▶ [EXERCICES À FAIRE]
A. Recopiez fidèlement le passage du texte proposé qui commence par "Vertumne étoit, selon" et se poursuit jusqu'à "Verignon. (D. J.)".
B. D'après le texte proposé, à quelle distance de Paris se trouve la ville de Vertus, et dans quelle direction ?
C. Présentez sous forme de liste les faits essentiels du paragraphe du texte proposé qui commence par « VERTUS, (Géog. mod.) ».

▶ [TEXTE PROPOSÉ]

•••••

Vertumne avoit un temple à Rome près du marché, ou de la place où s’assembloient les marchands, parce que Vertumne étoit regardé comme un des dieux tutélaires des marchands. Vertumnus, dit un ancien scholiaste, deus est præfes vertendarum rerum, hoc est, vendendarum, ac emendarum.

On célébroit au mois d’Octobre une fête en l’honneur de ce dieu, appellée vertumnalia. Il étoit représenté sous la figure d’un jeune homme, avec une couronne d’herbes de différentes especes, & un habit qui ne le couvroit qu’à demi, tenant de la main gauche des fruits, & de la droite une corne d’abondance.

Vertumne étoit, selon les commentateurs d’Ovide, un ancien roi d’Etrurie, qui par le soin qu’il avoit pris de la culture des fruits & des jardins, mérita après sa mort d’être mis au rang des dieux. (D. J.)

VERTUS, (Géog. mod.) ville de France, dans la Champagne, élection de Châlons, à six lieues au sud-ouest de Châlons, & à trente au nord-est de Paris, avec titre de comté-pairie, & justice royale. Cette ville est dans une plaine, au pié d’une montagne. Elle a dans son enceinte une collégiale & deux abbayes, l’une de bénédictins de la congrégation de S. Vanne, & l’autre de chanoines réguliers. Long. 21. 42. latit. 48. 53. (D. J.)

VERUCINI ou VERRUCINI, (Geog. anc.) peuples de la Gaule narbonnoise, selon Pline, l. III. c. iv. Le p. Hardouin croit qu’ils habitoient le quartier de la Provence où se trouve aujourd’hui Verignon. (D. J.)

VERVE, s. f. (Poésie.) c’est une vive représentation de l’objet dans l’esprit, & une émotion du cœur proportionnée à cet objet ; moment heureux pour le génie du poëte, où son ame enflammée, comme d’un feu divin, se représente avec vivacité ce qu’il veut peindre, & répand sur son tableau cet esprit de vie qui l’anime, & ces traits touchans qui nous séduisent & nous ravissent.

•••••

▶ [DONNÉES FOURNIES]

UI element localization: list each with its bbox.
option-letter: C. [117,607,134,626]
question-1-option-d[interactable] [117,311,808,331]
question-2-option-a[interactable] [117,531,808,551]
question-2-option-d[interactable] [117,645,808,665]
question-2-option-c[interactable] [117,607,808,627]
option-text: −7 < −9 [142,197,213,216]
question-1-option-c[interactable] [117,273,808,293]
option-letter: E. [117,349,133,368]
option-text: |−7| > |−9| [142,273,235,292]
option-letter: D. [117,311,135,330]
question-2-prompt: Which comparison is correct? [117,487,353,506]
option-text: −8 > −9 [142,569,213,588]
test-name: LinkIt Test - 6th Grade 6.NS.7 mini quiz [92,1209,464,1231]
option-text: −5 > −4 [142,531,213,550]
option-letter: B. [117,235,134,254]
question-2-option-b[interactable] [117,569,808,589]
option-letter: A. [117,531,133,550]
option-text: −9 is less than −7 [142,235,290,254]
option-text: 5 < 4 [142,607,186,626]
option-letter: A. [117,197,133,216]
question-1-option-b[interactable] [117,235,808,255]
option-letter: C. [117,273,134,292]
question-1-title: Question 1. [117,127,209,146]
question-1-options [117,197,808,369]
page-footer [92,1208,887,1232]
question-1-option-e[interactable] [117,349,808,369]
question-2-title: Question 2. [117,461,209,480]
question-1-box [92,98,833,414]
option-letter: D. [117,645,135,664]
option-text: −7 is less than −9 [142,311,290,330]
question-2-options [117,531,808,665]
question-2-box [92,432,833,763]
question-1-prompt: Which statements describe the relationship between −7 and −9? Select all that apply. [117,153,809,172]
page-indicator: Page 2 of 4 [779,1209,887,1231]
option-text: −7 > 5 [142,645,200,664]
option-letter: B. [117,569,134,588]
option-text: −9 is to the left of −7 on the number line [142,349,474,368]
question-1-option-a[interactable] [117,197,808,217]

•••••

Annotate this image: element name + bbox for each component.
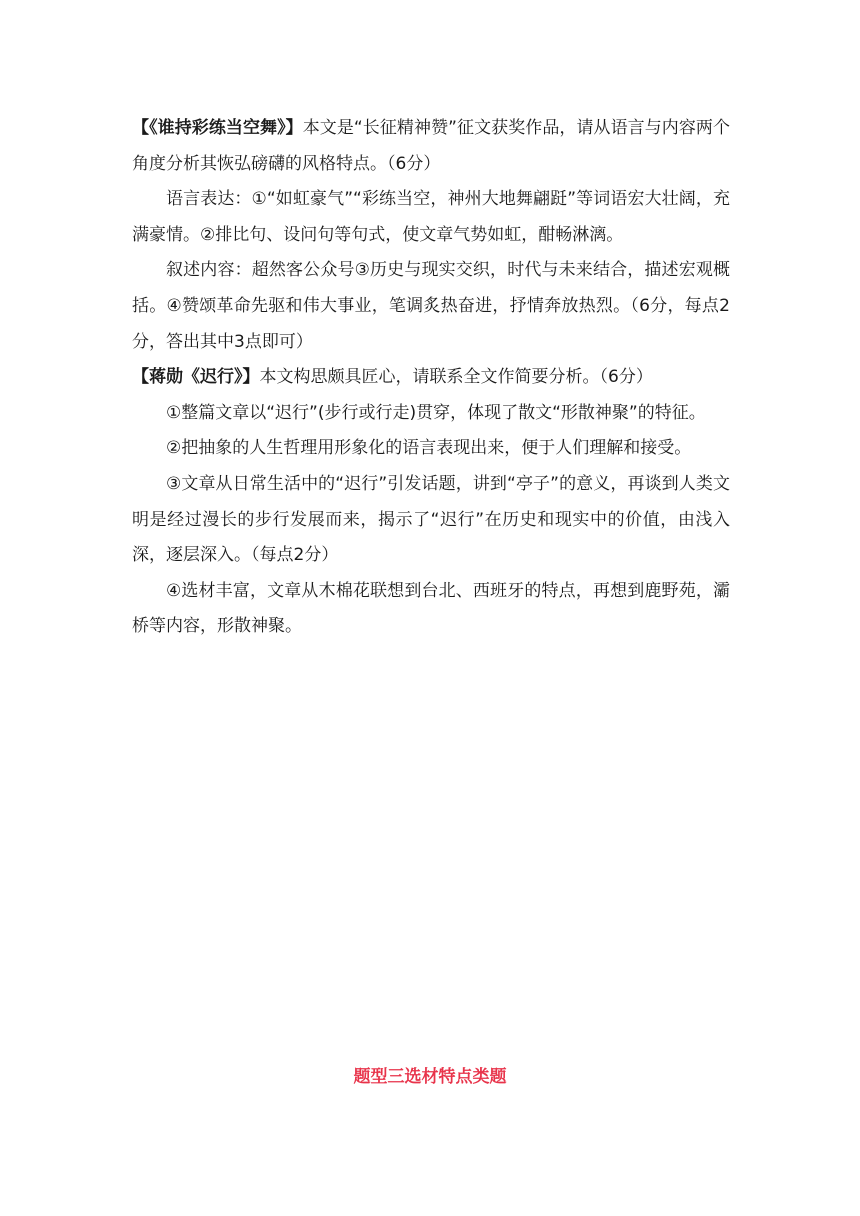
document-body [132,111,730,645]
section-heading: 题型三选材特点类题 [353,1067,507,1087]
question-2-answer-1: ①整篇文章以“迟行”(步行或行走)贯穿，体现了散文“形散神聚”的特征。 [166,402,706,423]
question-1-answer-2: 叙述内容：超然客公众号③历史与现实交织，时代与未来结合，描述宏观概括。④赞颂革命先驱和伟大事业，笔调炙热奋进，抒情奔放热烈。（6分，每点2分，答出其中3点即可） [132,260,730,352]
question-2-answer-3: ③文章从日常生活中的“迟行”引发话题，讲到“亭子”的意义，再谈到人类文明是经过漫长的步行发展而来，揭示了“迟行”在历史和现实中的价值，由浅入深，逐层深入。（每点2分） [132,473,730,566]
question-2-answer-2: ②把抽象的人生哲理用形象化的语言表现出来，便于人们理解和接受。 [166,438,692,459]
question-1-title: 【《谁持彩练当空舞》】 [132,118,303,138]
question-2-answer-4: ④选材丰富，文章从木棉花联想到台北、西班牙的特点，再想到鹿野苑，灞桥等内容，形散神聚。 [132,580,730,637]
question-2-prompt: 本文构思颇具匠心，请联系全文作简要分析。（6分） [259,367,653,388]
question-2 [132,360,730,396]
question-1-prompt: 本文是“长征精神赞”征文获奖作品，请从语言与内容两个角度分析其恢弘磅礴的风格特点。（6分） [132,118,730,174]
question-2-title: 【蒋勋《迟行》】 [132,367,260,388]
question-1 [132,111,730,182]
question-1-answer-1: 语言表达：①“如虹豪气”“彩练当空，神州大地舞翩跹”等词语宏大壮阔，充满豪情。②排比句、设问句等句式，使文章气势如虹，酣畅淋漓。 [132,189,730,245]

•••••

▶ [LISTE DES RÉPONSES]
A.
Vertumne étoit, selon les commentateurs d’Ovide, un ancien roi d’Etrurie, qui par le soin qu’il avoit pris de la culture des fruits & des jardins, mérita après sa mort d’être mis au rang des dieux. (D. J.)

VERTUS, (Géog. mod.) ville de France, dans la Champagne, élection de Châlons, à six lieues au sud-ouest de Châlons, & à trente au nord-est de Paris, avec titre de comté-pairie, & justice royale. Cette ville est dans une plaine, au pié d’une montagne. Elle a dans son enceinte une collégiale & deux abbayes, l’une de bénédictins de la congrégation de S. Vanne, & l’autre de chanoines réguliers. Long. 21. 42. latit. 48. 53. (D. J.)

VERUCINI ou VERRUCINI, (Geog. anc.) peuples de la Gaule narbonnoise, selon Pline, l. III. c. iv. Le p. Hardouin croit qu’ils habitoient le quartier de la Provence où se trouve aujourd’hui Verignon. (D. J.)

B. À trente lieues au nord-est de Paris.

C.
- Ville de France, en Champagne, élection de Châlons
- À six lieues au sud-ouest de Châlons et à trente lieues au nord-est de Paris
- Titre de comté-pairie et justice royale
- Située dans une plaine, au pied d'une montagne
- Dans son enceinte : une collégiale et deux abbayes, l'une de bénédictins de la congrégation de S. Vanne, l'autre de chanoines réguliers
- Longitude 21. 42., latitude 48. 53.